Output all of the entries exactly as written.

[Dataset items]
-- BEGIN --

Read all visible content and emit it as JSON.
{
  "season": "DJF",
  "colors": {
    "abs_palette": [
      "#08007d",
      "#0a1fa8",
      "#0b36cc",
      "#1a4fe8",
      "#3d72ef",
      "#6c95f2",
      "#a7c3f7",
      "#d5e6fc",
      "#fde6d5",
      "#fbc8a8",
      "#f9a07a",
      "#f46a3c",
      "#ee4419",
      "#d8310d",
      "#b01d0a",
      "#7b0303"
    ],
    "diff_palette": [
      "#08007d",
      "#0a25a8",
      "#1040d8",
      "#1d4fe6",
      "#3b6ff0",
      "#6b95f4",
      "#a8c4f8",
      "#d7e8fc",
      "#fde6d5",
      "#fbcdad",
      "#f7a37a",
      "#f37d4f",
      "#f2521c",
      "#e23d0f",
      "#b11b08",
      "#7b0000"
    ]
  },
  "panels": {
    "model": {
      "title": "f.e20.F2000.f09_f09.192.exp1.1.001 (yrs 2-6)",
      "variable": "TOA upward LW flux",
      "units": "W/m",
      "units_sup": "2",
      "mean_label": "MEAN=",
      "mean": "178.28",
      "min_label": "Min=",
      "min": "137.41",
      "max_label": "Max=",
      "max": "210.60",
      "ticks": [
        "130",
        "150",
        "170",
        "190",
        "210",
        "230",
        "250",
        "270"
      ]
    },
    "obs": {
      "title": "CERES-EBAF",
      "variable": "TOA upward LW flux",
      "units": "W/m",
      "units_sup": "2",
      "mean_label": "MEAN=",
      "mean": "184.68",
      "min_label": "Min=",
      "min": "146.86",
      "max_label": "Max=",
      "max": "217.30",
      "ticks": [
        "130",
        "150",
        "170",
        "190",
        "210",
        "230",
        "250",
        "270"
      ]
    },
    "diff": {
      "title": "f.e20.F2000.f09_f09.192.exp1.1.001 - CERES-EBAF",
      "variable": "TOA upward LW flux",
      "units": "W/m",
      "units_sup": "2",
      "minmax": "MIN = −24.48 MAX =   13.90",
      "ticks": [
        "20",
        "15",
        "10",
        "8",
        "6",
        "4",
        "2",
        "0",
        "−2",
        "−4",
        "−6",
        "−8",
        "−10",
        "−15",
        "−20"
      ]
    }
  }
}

-- END --

Output of the exercise >>
Read all visible content and emit it as JSON.
{
  "season": "DJF",
  "colors": {
    "abs_palette": [
      "#08007d",
      "#0a1fa8",
      "#0b36cc",
      "#1a4fe8",
      "#3d72ef",
      "#6c95f2",
      "#a7c3f7",
      "#d5e6fc",
      "#fde6d5",
      "#fbc8a8",
      "#f9a07a",
      "#f46a3c",
      "#ee4419",
      "#d8310d",
      "#b01d0a",
      "#7b0303"
    ],
    "diff_palette": [
      "#08007d",
      "#0a25a8",
      "#1040d8",
      "#1d4fe6",
      "#3b6ff0",
      "#6b95f4",
      "#a8c4f8",
      "#d7e8fc",
      "#fde6d5",
      "#fbcdad",
      "#f7a37a",
      "#f37d4f",
      "#f2521c",
      "#e23d0f",
      "#b11b08",
      "#7b0000"
    ]
  },
  "panels": {
    "model": {
      "title": "f.e20.F2000.f09_f09.192.exp1.1.001 (yrs 2-6)",
      "variable": "TOA upward LW flux",
      "units": "W/m",
      "units_sup": "2",
      "mean_label": "MEAN=",
      "mean": "178.28",
      "min_label": "Min=",
      "min": "137.41",
      "max_label": "Max=",
      "max": "210.60",
      "ticks": [
        "130",
        "150",
        "170",
        "190",
        "210",
        "230",
        "250",
        "270"
      ]
    },
    "obs": {
      "title": "CERES-EBAF",
      "variable": "TOA upward LW flux",
      "units": "W/m",
      "units_sup": "2",
      "mean_label": "MEAN=",
      "mean": "184.68",
      "min_label": "Min=",
      "min": "146.86",
      "max_label": "Max=",
      "max": "217.30",
      "ticks": [
        "130",
        "150",
        "170",
        "190",
        "210",
        "230",
        "250",
        "270"
      ]
    },
    "diff": {
      "title": "f.e20.F2000.f09_f09.192.exp1.1.001 - CERES-EBAF",
      "variable": "TOA upward LW flux",
      "units": "W/m",
      "units_sup": "2",
      "minmax": "MIN = −24.48 MAX =   13.90",
      "ticks": [
        "20",
        "15",
        "10",
        "8",
        "6",
        "4",
        "2",
        "0",
        "−2",
        "−4",
        "−6",
        "−8",
        "−10",
        "−15",
        "−20"
      ]
    }
  }
}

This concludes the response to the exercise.